** BEGIN RECORDED DATA **

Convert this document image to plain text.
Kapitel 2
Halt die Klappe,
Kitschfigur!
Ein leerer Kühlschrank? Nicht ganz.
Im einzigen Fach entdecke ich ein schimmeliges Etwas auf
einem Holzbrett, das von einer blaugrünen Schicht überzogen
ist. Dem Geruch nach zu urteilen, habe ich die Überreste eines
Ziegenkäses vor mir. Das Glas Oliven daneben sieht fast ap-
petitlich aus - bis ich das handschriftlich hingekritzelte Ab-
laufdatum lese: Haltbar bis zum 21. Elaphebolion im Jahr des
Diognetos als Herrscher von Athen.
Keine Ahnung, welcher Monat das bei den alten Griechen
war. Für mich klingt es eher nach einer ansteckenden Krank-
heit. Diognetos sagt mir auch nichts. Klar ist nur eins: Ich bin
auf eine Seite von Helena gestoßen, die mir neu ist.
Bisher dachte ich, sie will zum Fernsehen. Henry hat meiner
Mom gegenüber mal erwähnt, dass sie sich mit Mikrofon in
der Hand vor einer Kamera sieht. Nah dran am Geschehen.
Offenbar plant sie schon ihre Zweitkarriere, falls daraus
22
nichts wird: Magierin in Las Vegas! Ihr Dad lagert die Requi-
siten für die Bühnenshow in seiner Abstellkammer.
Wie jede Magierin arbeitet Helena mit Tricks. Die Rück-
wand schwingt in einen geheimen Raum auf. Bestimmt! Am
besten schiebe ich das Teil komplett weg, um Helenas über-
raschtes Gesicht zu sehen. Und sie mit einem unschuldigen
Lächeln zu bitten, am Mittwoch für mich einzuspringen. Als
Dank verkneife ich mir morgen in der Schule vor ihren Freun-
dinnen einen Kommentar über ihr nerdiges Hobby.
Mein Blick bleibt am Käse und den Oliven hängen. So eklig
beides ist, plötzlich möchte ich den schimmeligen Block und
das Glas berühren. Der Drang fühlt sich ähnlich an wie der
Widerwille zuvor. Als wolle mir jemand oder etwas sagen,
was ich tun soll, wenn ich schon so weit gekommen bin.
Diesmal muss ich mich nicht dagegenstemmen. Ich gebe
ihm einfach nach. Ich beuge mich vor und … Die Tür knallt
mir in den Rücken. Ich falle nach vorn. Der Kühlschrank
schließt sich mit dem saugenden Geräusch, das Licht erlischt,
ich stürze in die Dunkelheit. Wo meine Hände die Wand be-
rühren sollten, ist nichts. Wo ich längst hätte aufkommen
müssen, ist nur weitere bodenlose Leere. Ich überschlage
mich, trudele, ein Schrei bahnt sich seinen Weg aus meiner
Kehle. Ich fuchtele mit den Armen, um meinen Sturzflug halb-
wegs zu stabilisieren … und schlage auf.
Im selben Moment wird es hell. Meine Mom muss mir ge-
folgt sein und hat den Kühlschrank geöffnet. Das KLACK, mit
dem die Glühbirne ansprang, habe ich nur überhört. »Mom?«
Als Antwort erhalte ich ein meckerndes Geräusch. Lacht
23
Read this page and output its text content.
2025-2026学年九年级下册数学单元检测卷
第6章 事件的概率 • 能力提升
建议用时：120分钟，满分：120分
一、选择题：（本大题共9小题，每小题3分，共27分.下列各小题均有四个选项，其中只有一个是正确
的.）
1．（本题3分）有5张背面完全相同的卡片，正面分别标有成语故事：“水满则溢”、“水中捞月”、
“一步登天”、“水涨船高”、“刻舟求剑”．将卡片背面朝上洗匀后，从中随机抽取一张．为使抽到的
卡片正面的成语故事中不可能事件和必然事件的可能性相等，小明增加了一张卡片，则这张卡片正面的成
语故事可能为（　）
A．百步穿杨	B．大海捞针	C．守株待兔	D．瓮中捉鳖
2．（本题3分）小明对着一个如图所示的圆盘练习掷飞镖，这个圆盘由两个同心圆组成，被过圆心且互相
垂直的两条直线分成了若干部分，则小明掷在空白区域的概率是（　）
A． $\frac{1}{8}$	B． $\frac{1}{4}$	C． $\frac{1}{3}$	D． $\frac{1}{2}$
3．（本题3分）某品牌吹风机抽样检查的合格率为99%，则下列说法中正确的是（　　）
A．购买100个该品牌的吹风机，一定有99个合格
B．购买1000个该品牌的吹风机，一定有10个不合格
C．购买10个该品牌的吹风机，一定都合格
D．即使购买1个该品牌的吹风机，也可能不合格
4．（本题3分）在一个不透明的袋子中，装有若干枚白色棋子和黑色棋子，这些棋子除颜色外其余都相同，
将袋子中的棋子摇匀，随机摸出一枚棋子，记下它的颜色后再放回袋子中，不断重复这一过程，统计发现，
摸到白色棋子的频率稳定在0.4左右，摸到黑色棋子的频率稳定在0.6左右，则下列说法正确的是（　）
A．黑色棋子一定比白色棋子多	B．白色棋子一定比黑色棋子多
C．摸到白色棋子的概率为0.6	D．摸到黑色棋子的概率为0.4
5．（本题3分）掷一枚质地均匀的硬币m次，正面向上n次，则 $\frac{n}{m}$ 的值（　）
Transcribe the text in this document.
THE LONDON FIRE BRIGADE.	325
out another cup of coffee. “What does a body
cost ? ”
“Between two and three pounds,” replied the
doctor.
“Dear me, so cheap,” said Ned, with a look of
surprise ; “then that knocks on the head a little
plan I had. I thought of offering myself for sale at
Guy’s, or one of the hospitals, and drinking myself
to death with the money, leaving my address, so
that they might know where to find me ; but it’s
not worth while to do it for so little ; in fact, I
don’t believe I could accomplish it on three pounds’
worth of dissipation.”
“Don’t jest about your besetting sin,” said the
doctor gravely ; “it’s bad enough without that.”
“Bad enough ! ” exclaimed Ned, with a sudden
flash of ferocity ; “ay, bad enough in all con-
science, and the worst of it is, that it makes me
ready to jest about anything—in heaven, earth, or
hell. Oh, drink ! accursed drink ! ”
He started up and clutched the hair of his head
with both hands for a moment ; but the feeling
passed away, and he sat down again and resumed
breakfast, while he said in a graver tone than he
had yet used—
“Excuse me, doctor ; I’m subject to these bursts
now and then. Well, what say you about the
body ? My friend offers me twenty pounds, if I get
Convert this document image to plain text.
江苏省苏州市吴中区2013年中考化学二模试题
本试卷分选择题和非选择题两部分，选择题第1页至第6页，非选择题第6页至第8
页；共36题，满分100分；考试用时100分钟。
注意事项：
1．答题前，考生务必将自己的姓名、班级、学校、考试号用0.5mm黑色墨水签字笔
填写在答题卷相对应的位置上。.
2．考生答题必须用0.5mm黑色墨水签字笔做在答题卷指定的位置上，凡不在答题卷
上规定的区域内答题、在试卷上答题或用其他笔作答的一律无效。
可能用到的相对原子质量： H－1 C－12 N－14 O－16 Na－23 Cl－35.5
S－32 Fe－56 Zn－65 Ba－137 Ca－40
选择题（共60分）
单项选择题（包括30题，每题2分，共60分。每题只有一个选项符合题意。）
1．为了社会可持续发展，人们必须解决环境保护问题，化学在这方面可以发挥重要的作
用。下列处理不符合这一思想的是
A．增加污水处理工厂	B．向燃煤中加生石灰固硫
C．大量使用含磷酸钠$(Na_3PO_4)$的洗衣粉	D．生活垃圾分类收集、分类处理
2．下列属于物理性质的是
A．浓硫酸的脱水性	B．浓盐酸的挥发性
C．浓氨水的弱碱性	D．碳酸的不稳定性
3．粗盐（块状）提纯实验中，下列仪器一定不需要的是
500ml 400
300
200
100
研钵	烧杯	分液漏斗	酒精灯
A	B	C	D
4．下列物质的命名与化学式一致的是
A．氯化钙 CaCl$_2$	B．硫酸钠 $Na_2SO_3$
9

** END RECORDED DATA **

Pull out the lines above in which the word "schon" appears.

SOLUTION TO THIS EXERCISE:
Offenbar plant sie schon ihre Zweitkarriere, falls daraus
was ich tun soll, wenn ich schon so weit gekommen bin.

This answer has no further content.